→ **STORED RECORDS**
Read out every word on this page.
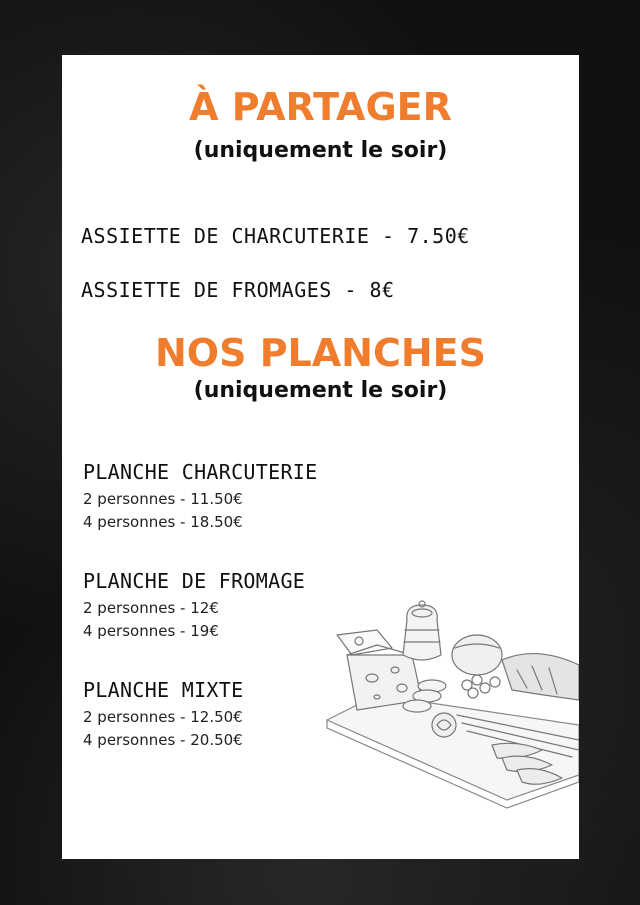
À PARTAGER

(uniquement le soir)

ASSIETTE DE CHARCUTERIE - 7.50€
ASSIETTE DE FROMAGES - 8€
NOS PLANCHES

(uniquement le soir)

PLANCHE CHARCUTERIE

2 personnes - 11.50€

4 personnes - 18.50€

PLANCHE DE FROMAGE

2 personnes - 12€

4 personnes - 19€

PLANCHE MIXTE

2 personnes - 12.50€

4 personnes - 20.50€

→ **GIVEN PROBLEM**
Give every line back word for word and leave the pictures out.

→ **CORRECT RESULT**
Read out every word on this page.
À PARTAGER

(uniquement le soir)

ASSIETTE DE CHARCUTERIE - 7.50€
ASSIETTE DE FROMAGES - 8€
NOS PLANCHES

(uniquement le soir)

PLANCHE CHARCUTERIE

2 personnes - 11.50€

4 personnes - 18.50€

PLANCHE DE FROMAGE

2 personnes - 12€

4 personnes - 19€

PLANCHE MIXTE

2 personnes - 12.50€

4 personnes - 20.50€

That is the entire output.